- **Exercise details**: Output the entries below exactly as written, omitting pictures.

BEGIN

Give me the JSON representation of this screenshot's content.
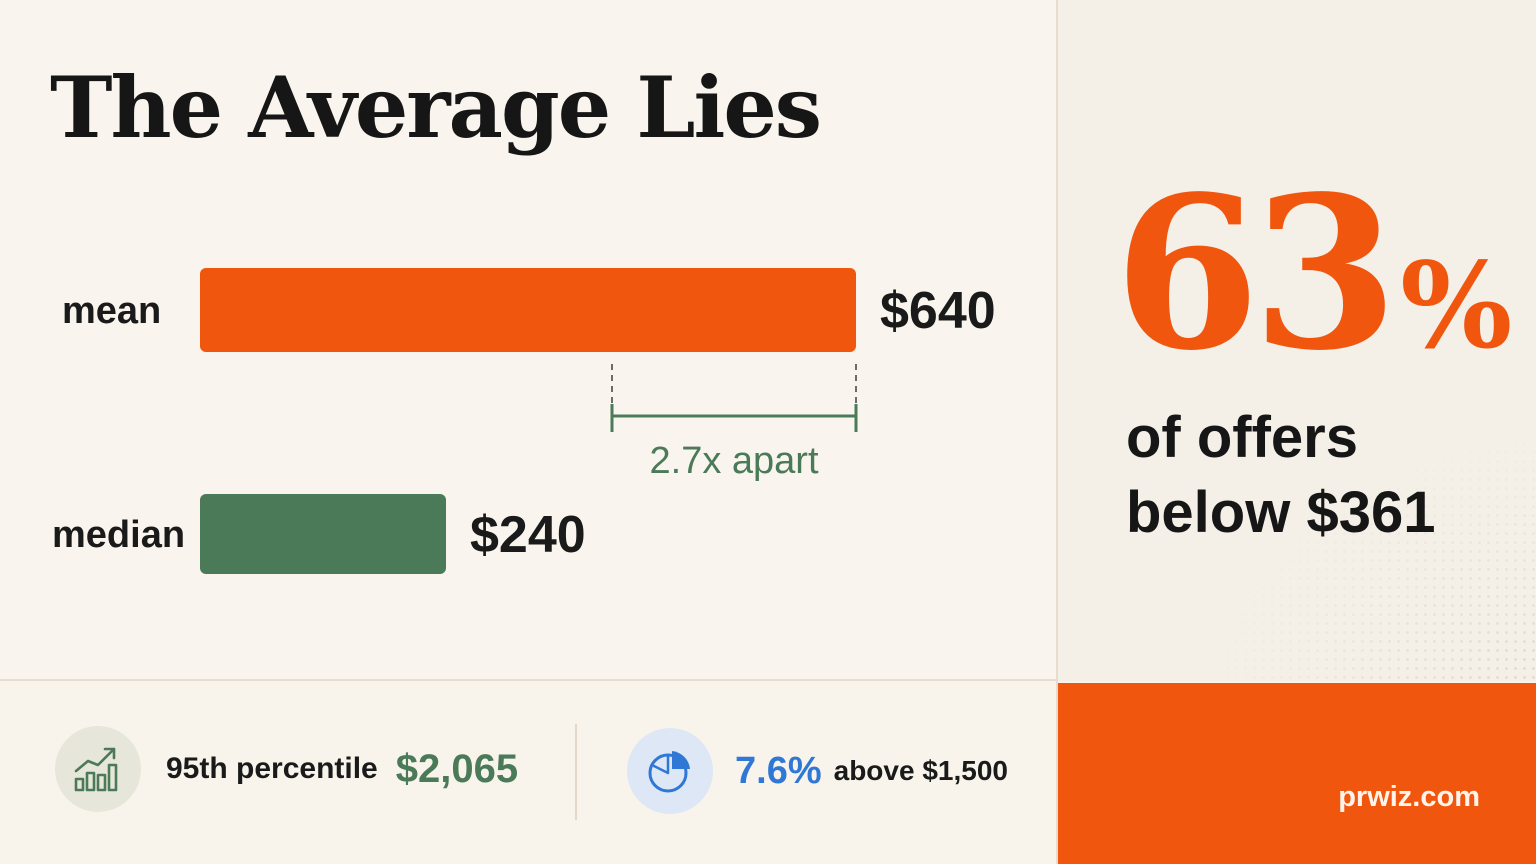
{
  "title": "The Average Lies",
  "chart_data": {
    "type": "bar",
    "orientation": "horizontal",
    "categories": [
      "mean",
      "median"
    ],
    "values": [
      640,
      240
    ],
    "value_labels": [
      "$640",
      "$240"
    ],
    "colors": [
      "#f0560e",
      "#4a7a58"
    ],
    "annotation": "2.7x apart"
  },
  "highlight": {
    "number": "63",
    "symbol": "%",
    "caption_line1": "of offers",
    "caption_line2": "below $361",
    "color": "#f0560e"
  },
  "stats": [
    {
      "icon": "chart-growth-icon",
      "label": "95th percentile",
      "value": "$2,065",
      "color": "#4a7a58"
    },
    {
      "icon": "pie-chart-icon",
      "value": "7.6%",
      "label": "above $1,500",
      "color": "#2f78d6"
    }
  ],
  "brand": {
    "text": "prwiz.com",
    "color": "#f0560e"
  }
}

END

- **Full answer**:
Give me the JSON representation of this screenshot's content.
{
  "title": "The Average Lies",
  "chart_data": {
    "type": "bar",
    "orientation": "horizontal",
    "categories": [
      "mean",
      "median"
    ],
    "values": [
      640,
      240
    ],
    "value_labels": [
      "$640",
      "$240"
    ],
    "colors": [
      "#f0560e",
      "#4a7a58"
    ],
    "annotation": "2.7x apart"
  },
  "highlight": {
    "number": "63",
    "symbol": "%",
    "caption_line1": "of offers",
    "caption_line2": "below $361",
    "color": "#f0560e"
  },
  "stats": [
    {
      "icon": "chart-growth-icon",
      "label": "95th percentile",
      "value": "$2,065",
      "color": "#4a7a58"
    },
    {
      "icon": "pie-chart-icon",
      "value": "7.6%",
      "label": "above $1,500",
      "color": "#2f78d6"
    }
  ],
  "brand": {
    "text": "prwiz.com",
    "color": "#f0560e"
  }
}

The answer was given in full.